(Collected data)
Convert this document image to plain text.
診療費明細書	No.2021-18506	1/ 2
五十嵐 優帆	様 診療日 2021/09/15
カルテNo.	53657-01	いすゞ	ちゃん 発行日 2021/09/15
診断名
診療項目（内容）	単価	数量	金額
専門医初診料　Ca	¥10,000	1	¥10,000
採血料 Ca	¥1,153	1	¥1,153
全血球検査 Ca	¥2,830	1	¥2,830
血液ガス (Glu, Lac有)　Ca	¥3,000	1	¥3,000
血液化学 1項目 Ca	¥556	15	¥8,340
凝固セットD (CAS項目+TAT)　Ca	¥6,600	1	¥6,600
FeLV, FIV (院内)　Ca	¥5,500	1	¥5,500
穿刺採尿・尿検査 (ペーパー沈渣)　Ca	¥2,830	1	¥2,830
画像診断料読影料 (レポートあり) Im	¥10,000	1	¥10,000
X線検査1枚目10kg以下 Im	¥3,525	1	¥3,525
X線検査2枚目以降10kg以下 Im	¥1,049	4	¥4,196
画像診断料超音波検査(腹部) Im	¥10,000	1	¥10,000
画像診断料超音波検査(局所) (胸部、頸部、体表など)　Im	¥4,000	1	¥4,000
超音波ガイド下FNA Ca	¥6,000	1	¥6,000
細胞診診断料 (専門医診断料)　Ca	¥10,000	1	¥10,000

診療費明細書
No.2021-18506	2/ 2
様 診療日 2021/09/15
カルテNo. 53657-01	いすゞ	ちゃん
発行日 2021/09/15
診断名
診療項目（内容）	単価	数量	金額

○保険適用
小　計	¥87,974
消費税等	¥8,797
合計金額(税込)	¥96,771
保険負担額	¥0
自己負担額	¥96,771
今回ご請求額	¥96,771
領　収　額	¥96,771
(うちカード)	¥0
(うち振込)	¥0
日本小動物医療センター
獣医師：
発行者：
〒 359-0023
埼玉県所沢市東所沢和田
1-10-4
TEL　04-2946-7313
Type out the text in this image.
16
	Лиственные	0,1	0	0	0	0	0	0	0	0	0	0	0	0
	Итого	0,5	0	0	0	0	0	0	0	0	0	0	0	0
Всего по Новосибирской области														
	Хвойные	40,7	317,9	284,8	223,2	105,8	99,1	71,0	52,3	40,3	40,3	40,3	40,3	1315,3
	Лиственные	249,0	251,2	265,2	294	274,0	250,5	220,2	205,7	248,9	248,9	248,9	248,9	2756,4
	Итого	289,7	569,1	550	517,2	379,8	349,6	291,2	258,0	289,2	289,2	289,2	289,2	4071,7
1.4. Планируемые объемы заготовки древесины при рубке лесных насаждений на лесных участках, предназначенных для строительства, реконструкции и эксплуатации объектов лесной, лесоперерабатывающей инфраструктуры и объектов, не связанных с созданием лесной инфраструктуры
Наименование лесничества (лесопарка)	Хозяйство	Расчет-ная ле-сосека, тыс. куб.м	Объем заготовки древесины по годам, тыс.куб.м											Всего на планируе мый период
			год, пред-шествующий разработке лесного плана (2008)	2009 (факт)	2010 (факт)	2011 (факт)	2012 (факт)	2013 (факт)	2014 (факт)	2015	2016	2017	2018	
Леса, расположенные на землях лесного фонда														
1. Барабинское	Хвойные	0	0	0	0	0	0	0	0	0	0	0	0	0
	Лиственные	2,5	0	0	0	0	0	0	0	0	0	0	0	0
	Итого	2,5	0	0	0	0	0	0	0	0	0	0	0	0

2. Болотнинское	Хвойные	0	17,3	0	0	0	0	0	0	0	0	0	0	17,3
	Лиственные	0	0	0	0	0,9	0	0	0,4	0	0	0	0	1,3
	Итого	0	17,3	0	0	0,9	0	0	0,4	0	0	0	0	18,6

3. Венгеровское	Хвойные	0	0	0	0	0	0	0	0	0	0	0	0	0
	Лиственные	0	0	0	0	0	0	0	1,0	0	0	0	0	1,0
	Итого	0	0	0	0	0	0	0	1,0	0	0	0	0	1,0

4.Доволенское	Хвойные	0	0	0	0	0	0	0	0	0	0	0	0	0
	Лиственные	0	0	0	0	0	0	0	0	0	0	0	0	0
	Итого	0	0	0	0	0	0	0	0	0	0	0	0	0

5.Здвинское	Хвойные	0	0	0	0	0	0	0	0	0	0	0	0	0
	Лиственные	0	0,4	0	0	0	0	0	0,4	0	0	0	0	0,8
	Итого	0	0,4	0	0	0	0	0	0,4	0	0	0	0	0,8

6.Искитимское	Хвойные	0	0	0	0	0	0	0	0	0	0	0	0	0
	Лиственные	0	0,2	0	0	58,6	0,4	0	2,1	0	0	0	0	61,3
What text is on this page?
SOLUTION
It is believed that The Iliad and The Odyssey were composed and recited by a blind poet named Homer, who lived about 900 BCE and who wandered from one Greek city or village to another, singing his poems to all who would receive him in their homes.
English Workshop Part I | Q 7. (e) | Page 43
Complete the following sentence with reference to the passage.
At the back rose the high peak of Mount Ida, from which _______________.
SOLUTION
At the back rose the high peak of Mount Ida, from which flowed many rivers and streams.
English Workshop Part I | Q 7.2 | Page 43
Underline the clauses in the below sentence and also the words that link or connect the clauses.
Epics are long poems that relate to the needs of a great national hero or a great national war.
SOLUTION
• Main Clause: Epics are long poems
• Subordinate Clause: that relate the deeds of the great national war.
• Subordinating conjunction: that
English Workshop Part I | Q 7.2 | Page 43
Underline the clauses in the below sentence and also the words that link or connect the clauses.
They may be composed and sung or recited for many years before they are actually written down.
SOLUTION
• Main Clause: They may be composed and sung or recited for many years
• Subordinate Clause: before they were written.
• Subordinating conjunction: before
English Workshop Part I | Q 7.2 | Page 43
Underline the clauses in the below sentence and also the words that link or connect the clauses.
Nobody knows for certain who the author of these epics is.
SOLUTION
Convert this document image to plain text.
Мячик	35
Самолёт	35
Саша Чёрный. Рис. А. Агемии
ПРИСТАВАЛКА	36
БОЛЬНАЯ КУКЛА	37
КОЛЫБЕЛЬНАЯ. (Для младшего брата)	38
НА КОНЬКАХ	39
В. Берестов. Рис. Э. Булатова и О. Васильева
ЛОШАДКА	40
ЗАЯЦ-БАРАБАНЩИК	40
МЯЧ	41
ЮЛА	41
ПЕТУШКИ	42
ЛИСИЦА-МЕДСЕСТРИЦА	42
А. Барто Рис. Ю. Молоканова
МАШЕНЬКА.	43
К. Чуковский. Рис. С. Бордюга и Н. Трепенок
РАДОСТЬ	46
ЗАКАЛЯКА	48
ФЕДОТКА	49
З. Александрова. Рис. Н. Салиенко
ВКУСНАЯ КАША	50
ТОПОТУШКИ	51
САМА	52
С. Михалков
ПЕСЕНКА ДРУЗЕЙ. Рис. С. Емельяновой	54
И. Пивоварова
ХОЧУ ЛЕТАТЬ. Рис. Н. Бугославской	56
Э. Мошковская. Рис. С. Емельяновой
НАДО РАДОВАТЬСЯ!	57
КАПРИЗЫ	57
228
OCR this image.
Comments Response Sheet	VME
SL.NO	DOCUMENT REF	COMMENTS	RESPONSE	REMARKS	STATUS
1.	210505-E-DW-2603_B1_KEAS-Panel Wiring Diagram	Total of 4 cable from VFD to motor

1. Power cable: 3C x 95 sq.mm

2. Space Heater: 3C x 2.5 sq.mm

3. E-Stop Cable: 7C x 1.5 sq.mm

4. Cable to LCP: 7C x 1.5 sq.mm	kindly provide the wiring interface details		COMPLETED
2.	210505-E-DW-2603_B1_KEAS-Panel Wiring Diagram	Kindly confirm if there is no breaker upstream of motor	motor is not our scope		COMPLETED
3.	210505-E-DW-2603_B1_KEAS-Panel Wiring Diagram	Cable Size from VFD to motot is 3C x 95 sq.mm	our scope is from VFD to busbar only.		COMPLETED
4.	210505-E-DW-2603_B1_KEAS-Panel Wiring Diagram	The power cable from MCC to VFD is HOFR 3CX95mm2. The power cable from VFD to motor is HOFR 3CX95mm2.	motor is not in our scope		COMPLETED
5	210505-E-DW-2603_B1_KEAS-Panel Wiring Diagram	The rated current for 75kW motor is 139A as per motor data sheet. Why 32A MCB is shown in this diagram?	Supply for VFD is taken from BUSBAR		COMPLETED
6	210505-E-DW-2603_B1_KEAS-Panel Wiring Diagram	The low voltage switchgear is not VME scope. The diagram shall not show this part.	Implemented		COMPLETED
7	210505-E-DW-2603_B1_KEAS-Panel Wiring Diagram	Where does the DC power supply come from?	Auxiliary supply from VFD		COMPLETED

• Task objective
Using the listing above, return all lines where the word "Diagram" occurs.

• Result for this exercise
1.	210505-E-DW-2603_B1_KEAS-Panel Wiring Diagram	Total of 4 cable from VFD to motor
2.	210505-E-DW-2603_B1_KEAS-Panel Wiring Diagram	Kindly confirm if there is no breaker upstream of motor	motor is not our scope		COMPLETED
3.	210505-E-DW-2603_B1_KEAS-Panel Wiring Diagram	Cable Size from VFD to motot is 3C x 95 sq.mm	our scope is from VFD to busbar only.		COMPLETED
4.	210505-E-DW-2603_B1_KEAS-Panel Wiring Diagram	The power cable from MCC to VFD is HOFR 3CX95mm2. The power cable from VFD to motor is HOFR 3CX95mm2.	motor is not in our scope		COMPLETED
5	210505-E-DW-2603_B1_KEAS-Panel Wiring Diagram	The rated current for 75kW motor is 139A as per motor data sheet. Why 32A MCB is shown in this diagram?	Supply for VFD is taken from BUSBAR		COMPLETED
6	210505-E-DW-2603_B1_KEAS-Panel Wiring Diagram	The low voltage switchgear is not VME scope. The diagram shall not show this part.	Implemented		COMPLETED
7	210505-E-DW-2603_B1_KEAS-Panel Wiring Diagram	Where does the DC power supply come from?	Auxiliary supply from VFD		COMPLETED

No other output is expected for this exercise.